[Entries from a dataset]
* Begin *
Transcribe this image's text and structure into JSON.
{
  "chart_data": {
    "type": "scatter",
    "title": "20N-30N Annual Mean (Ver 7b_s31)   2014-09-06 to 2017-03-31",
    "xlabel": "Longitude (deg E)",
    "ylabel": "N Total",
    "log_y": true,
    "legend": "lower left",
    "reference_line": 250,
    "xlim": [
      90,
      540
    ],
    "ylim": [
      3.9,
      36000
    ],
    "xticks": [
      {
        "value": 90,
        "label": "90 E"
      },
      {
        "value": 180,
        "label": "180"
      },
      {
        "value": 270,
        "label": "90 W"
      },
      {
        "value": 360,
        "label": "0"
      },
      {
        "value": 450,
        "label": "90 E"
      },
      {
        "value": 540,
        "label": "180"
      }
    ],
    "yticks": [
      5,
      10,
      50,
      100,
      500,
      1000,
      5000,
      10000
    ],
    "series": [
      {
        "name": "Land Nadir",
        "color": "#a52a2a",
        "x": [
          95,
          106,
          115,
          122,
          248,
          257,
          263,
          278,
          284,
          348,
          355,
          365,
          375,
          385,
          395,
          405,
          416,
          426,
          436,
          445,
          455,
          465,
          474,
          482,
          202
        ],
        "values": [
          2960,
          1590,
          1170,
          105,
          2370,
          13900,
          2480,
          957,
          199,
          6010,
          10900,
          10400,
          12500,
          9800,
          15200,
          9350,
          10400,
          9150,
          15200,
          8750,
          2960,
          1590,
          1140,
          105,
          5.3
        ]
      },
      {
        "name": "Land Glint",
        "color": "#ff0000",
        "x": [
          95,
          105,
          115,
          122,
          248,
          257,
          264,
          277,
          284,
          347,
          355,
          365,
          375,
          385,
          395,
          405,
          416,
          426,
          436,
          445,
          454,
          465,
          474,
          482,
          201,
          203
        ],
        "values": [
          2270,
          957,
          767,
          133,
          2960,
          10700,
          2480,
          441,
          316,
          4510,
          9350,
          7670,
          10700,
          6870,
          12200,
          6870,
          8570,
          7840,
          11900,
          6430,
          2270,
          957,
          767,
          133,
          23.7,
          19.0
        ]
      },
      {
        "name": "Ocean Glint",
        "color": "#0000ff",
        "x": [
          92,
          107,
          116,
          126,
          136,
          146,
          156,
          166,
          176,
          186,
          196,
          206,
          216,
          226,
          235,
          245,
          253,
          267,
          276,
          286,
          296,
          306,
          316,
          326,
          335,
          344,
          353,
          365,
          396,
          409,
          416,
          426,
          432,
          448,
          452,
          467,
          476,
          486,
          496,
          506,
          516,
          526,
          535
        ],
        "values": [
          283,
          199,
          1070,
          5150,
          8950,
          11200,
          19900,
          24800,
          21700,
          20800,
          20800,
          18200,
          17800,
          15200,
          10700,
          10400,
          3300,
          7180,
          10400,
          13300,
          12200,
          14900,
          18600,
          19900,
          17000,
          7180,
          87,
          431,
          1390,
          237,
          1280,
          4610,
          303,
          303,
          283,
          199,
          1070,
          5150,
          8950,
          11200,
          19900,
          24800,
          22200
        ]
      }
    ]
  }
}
* End *
* Begin *
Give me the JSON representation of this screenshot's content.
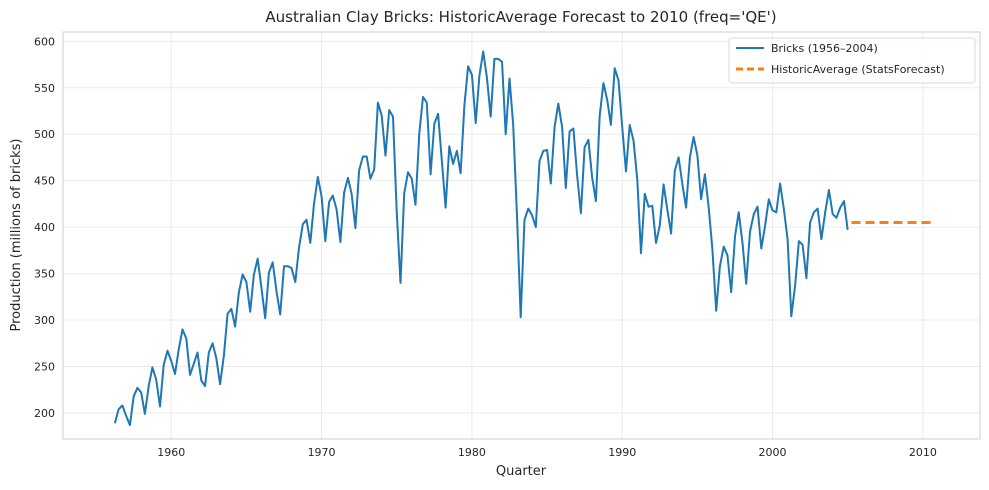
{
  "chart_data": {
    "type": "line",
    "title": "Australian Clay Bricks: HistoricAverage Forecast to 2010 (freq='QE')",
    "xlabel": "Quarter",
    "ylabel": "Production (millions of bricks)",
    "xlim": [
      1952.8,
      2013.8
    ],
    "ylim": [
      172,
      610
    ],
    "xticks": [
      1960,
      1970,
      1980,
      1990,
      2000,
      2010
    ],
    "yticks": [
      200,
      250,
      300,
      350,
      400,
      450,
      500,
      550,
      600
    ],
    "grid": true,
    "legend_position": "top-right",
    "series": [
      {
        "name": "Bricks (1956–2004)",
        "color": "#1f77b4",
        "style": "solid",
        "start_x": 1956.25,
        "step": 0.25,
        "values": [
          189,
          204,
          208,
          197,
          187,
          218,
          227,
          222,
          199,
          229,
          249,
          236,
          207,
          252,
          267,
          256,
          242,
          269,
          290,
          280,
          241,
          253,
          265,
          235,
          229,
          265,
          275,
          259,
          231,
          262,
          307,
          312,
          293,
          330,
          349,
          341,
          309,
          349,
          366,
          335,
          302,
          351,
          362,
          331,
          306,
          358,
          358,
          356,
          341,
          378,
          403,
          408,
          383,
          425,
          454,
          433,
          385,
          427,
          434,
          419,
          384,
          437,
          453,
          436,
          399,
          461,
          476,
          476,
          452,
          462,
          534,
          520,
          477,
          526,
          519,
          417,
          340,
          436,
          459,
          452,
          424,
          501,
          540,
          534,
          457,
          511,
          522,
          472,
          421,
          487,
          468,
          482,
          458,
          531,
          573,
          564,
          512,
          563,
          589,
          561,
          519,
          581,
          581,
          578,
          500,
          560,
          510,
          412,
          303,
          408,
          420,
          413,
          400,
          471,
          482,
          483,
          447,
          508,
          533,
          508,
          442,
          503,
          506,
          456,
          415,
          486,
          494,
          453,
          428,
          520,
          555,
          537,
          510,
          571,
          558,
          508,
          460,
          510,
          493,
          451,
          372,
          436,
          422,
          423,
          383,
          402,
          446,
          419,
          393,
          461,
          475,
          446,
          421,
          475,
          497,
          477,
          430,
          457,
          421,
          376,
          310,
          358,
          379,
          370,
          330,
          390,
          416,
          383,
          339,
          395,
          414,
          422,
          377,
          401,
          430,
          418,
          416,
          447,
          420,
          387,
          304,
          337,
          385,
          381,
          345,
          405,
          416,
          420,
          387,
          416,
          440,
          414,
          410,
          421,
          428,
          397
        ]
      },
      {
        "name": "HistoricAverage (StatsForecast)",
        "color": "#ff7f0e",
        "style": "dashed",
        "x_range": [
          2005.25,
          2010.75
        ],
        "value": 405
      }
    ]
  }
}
* End *
[STATED TASK] From the data above, copy each line that has the string "color".

[TASK ANSWER]
        "color": "#a52a2a",
        "color": "#ff0000",
        "color": "#0000ff",
        "color": "#1f77b4",
        "color": "#ff7f0e",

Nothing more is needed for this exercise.